(Entries taken from a collection)
## BEGIN

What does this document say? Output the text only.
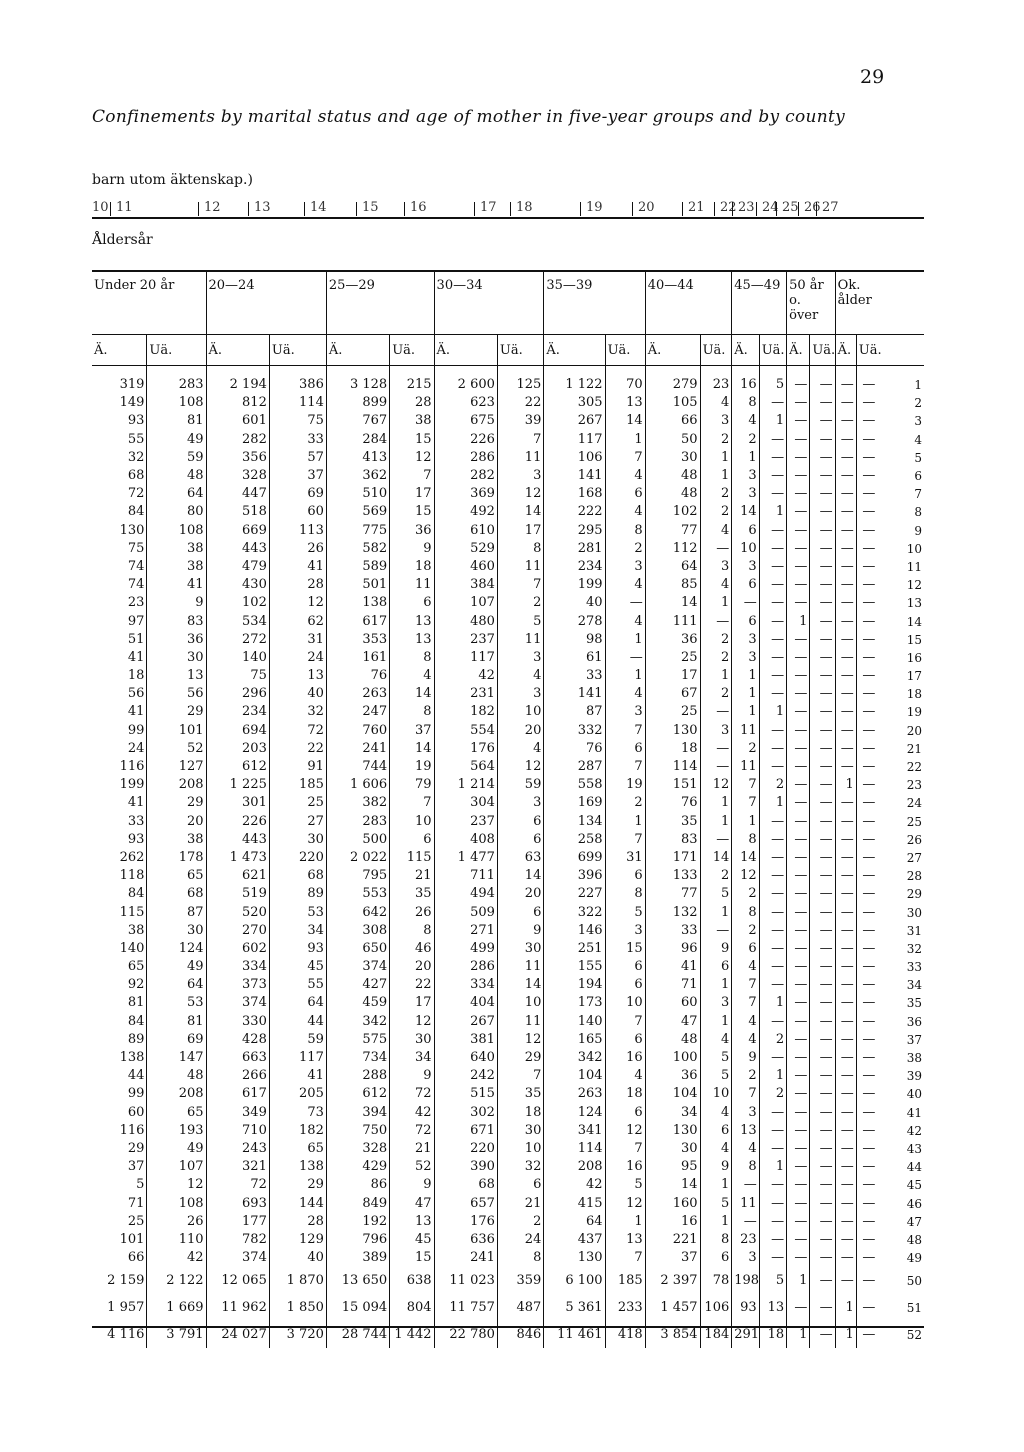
29
Confinements by marital status and age of mother in five-year groups and by county
barn utom äktenskap.)
10 11	12	13	14	15 16	17 18	19	20	21 22 23 24 25 26 27
Åldersår
Under 20 år		20—24		25—29		30—34		35—39		40—44		45—49		50 år o. över		Ok. ålder		
Ä.	Uä.	Ä.	Uä.	Ä.	Uä.	Ä.	Uä.	Ä.	Uä.	Ä.	Uä.	Ä.	Uä.	Ä.	Uä.	Ä.	Uä.	
319	283	2 194	386	3 128	215	2 600	125	1 122	70	279	23	16	5	—	—	—	—	1
149	108	812	114	899	28	623	22	305	13	105	4	8	—	—	—	—	—	2
93	81	601	75	767	38	675	39	267	14	66	3	4	1	—	—	—	—	3
55	49	282	33	284	15	226	7	117	1	50	2	2	—	—	—	—	—	4
32	59	356	57	413	12	286	11	106	7	30	1	1	—	—	—	—	—	5
68	48	328	37	362	7	282	3	141	4	48	1	3	—	—	—	—	—	6
72	64	447	69	510	17	369	12	168	6	48	2	3	—	—	—	—	—	7
84	80	518	60	569	15	492	14	222	4	102	2	14	1	—	—	—	—	8
130	108	669	113	775	36	610	17	295	8	77	4	6	—	—	—	—	—	9
75	38	443	26	582	9	529	8	281	2	112	—	10	—	—	—	—	—	10
74	38	479	41	589	18	460	11	234	3	64	3	3	—	—	—	—	—	11
74	41	430	28	501	11	384	7	199	4	85	4	6	—	—	—	—	—	12
23	9	102	12	138	6	107	2	40	—	14	1	—	—	—	—	—	—	13
97	83	534	62	617	13	480	5	278	4	111	—	6	—	1	—	—	—	14
51	36	272	31	353	13	237	11	98	1	36	2	3	—	—	—	—	—	15
41	30	140	24	161	8	117	3	61	—	25	2	3	—	—	—	—	—	16
18	13	75	13	76	4	42	4	33	1	17	1	1	—	—	—	—	—	17
56	56	296	40	263	14	231	3	141	4	67	2	1	—	—	—	—	—	18
41	29	234	32	247	8	182	10	87	3	25	—	1	1	—	—	—	—	19
99	101	694	72	760	37	554	20	332	7	130	3	11	—	—	—	—	—	20
24	52	203	22	241	14	176	4	76	6	18	—	2	—	—	—	—	—	21
116	127	612	91	744	19	564	12	287	7	114	—	11	—	—	—	—	—	22
199	208	1 225	185	1 606	79	1 214	59	558	19	151	12	7	2	—	—	1	—	23
41	29	301	25	382	7	304	3	169	2	76	1	7	1	—	—	—	—	24
33	20	226	27	283	10	237	6	134	1	35	1	1	—	—	—	—	—	25
93	38	443	30	500	6	408	6	258	7	83	—	8	—	—	—	—	—	26
262	178	1 473	220	2 022	115	1 477	63	699	31	171	14	14	—	—	—	—	—	27
118	65	621	68	795	21	711	14	396	6	133	2	12	—	—	—	—	—	28
84	68	519	89	553	35	494	20	227	8	77	5	2	—	—	—	—	—	29
115	87	520	53	642	26	509	6	322	5	132	1	8	—	—	—	—	—	30
38	30	270	34	308	8	271	9	146	3	33	—	2	—	—	—	—	—	31
140	124	602	93	650	46	499	30	251	15	96	9	6	—	—	—	—	—	32
65	49	334	45	374	20	286	11	155	6	41	6	4	—	—	—	—	—	33
92	64	373	55	427	22	334	14	194	6	71	1	7	—	—	—	—	—	34
81	53	374	64	459	17	404	10	173	10	60	3	7	1	—	—	—	—	35
84	81	330	44	342	12	267	11	140	7	47	1	4	—	—	—	—	—	36
89	69	428	59	575	30	381	12	165	6	48	4	4	2	—	—	—	—	37
138	147	663	117	734	34	640	29	342	16	100	5	9	—	—	—	—	—	38
44	48	266	41	288	9	242	7	104	4	36	5	2	1	—	—	—	—	39
99	208	617	205	612	72	515	35	263	18	104	10	7	2	—	—	—	—	40
60	65	349	73	394	42	302	18	124	6	34	4	3	—	—	—	—	—	41
116	193	710	182	750	72	671	30	341	12	130	6	13	—	—	—	—	—	42
29	49	243	65	328	21	220	10	114	7	30	4	4	—	—	—	—	—	43
37	107	321	138	429	52	390	32	208	16	95	9	8	1	—	—	—	—	44
5	12	72	29	86	9	68	6	42	5	14	1	—	—	—	—	—	—	45
71	108	693	144	849	47	657	21	415	12	160	5	11	—	—	—	—	—	46
25	26	177	28	192	13	176	2	64	1	16	1	—	—	—	—	—	—	47
101	110	782	129	796	45	636	24	437	13	221	8	23	—	—	—	—	—	48
66	42	374	40	389	15	241	8	130	7	37	6	3	—	—	—	—	—	49
2 159	2 122	12 065	1 870	13 650	638	11 023	359	6 100	185	2 397	78	198	5	1	—	—	—	50
1 957	1 669	11 962	1 850	15 094	804	11 757	487	5 361	233	1 457	106	93	13	—	—	1	—	51
4 116	3 791	24 027	3 720	28 744	1 442	22 780	846	11 461	418	3 854	184	291	18	1	—	1	—	52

## END

Retype the data above exactly; pictures are not part of the copy.

RESPONSE:
What does this document say? Output the text only.
29
Confinements by marital status and age of mother in five-year groups and by county
barn utom äktenskap.)
10 11	12	13	14	15 16	17 18	19	20	21 22 23 24 25 26 27
Åldersår
Under 20 år		20—24		25—29		30—34		35—39		40—44		45—49		50 år o. över		Ok. ålder		
Ä.	Uä.	Ä.	Uä.	Ä.	Uä.	Ä.	Uä.	Ä.	Uä.	Ä.	Uä.	Ä.	Uä.	Ä.	Uä.	Ä.	Uä.	
319	283	2 194	386	3 128	215	2 600	125	1 122	70	279	23	16	5	—	—	—	—	1
149	108	812	114	899	28	623	22	305	13	105	4	8	—	—	—	—	—	2
93	81	601	75	767	38	675	39	267	14	66	3	4	1	—	—	—	—	3
55	49	282	33	284	15	226	7	117	1	50	2	2	—	—	—	—	—	4
32	59	356	57	413	12	286	11	106	7	30	1	1	—	—	—	—	—	5
68	48	328	37	362	7	282	3	141	4	48	1	3	—	—	—	—	—	6
72	64	447	69	510	17	369	12	168	6	48	2	3	—	—	—	—	—	7
84	80	518	60	569	15	492	14	222	4	102	2	14	1	—	—	—	—	8
130	108	669	113	775	36	610	17	295	8	77	4	6	—	—	—	—	—	9
75	38	443	26	582	9	529	8	281	2	112	—	10	—	—	—	—	—	10
74	38	479	41	589	18	460	11	234	3	64	3	3	—	—	—	—	—	11
74	41	430	28	501	11	384	7	199	4	85	4	6	—	—	—	—	—	12
23	9	102	12	138	6	107	2	40	—	14	1	—	—	—	—	—	—	13
97	83	534	62	617	13	480	5	278	4	111	—	6	—	1	—	—	—	14
51	36	272	31	353	13	237	11	98	1	36	2	3	—	—	—	—	—	15
41	30	140	24	161	8	117	3	61	—	25	2	3	—	—	—	—	—	16
18	13	75	13	76	4	42	4	33	1	17	1	1	—	—	—	—	—	17
56	56	296	40	263	14	231	3	141	4	67	2	1	—	—	—	—	—	18
41	29	234	32	247	8	182	10	87	3	25	—	1	1	—	—	—	—	19
99	101	694	72	760	37	554	20	332	7	130	3	11	—	—	—	—	—	20
24	52	203	22	241	14	176	4	76	6	18	—	2	—	—	—	—	—	21
116	127	612	91	744	19	564	12	287	7	114	—	11	—	—	—	—	—	22
199	208	1 225	185	1 606	79	1 214	59	558	19	151	12	7	2	—	—	1	—	23
41	29	301	25	382	7	304	3	169	2	76	1	7	1	—	—	—	—	24
33	20	226	27	283	10	237	6	134	1	35	1	1	—	—	—	—	—	25
93	38	443	30	500	6	408	6	258	7	83	—	8	—	—	—	—	—	26
262	178	1 473	220	2 022	115	1 477	63	699	31	171	14	14	—	—	—	—	—	27
118	65	621	68	795	21	711	14	396	6	133	2	12	—	—	—	—	—	28
84	68	519	89	553	35	494	20	227	8	77	5	2	—	—	—	—	—	29
115	87	520	53	642	26	509	6	322	5	132	1	8	—	—	—	—	—	30
38	30	270	34	308	8	271	9	146	3	33	—	2	—	—	—	—	—	31
140	124	602	93	650	46	499	30	251	15	96	9	6	—	—	—	—	—	32
65	49	334	45	374	20	286	11	155	6	41	6	4	—	—	—	—	—	33
92	64	373	55	427	22	334	14	194	6	71	1	7	—	—	—	—	—	34
81	53	374	64	459	17	404	10	173	10	60	3	7	1	—	—	—	—	35
84	81	330	44	342	12	267	11	140	7	47	1	4	—	—	—	—	—	36
89	69	428	59	575	30	381	12	165	6	48	4	4	2	—	—	—	—	37
138	147	663	117	734	34	640	29	342	16	100	5	9	—	—	—	—	—	38
44	48	266	41	288	9	242	7	104	4	36	5	2	1	—	—	—	—	39
99	208	617	205	612	72	515	35	263	18	104	10	7	2	—	—	—	—	40
60	65	349	73	394	42	302	18	124	6	34	4	3	—	—	—	—	—	41
116	193	710	182	750	72	671	30	341	12	130	6	13	—	—	—	—	—	42
29	49	243	65	328	21	220	10	114	7	30	4	4	—	—	—	—	—	43
37	107	321	138	429	52	390	32	208	16	95	9	8	1	—	—	—	—	44
5	12	72	29	86	9	68	6	42	5	14	1	—	—	—	—	—	—	45
71	108	693	144	849	47	657	21	415	12	160	5	11	—	—	—	—	—	46
25	26	177	28	192	13	176	2	64	1	16	1	—	—	—	—	—	—	47
101	110	782	129	796	45	636	24	437	13	221	8	23	—	—	—	—	—	48
66	42	374	40	389	15	241	8	130	7	37	6	3	—	—	—	—	—	49
2 159	2 122	12 065	1 870	13 650	638	11 023	359	6 100	185	2 397	78	198	5	1	—	—	—	50
1 957	1 669	11 962	1 850	15 094	804	11 757	487	5 361	233	1 457	106	93	13	—	—	1	—	51
4 116	3 791	24 027	3 720	28 744	1 442	22 780	846	11 461	418	3 854	184	291	18	1	—	1	—	52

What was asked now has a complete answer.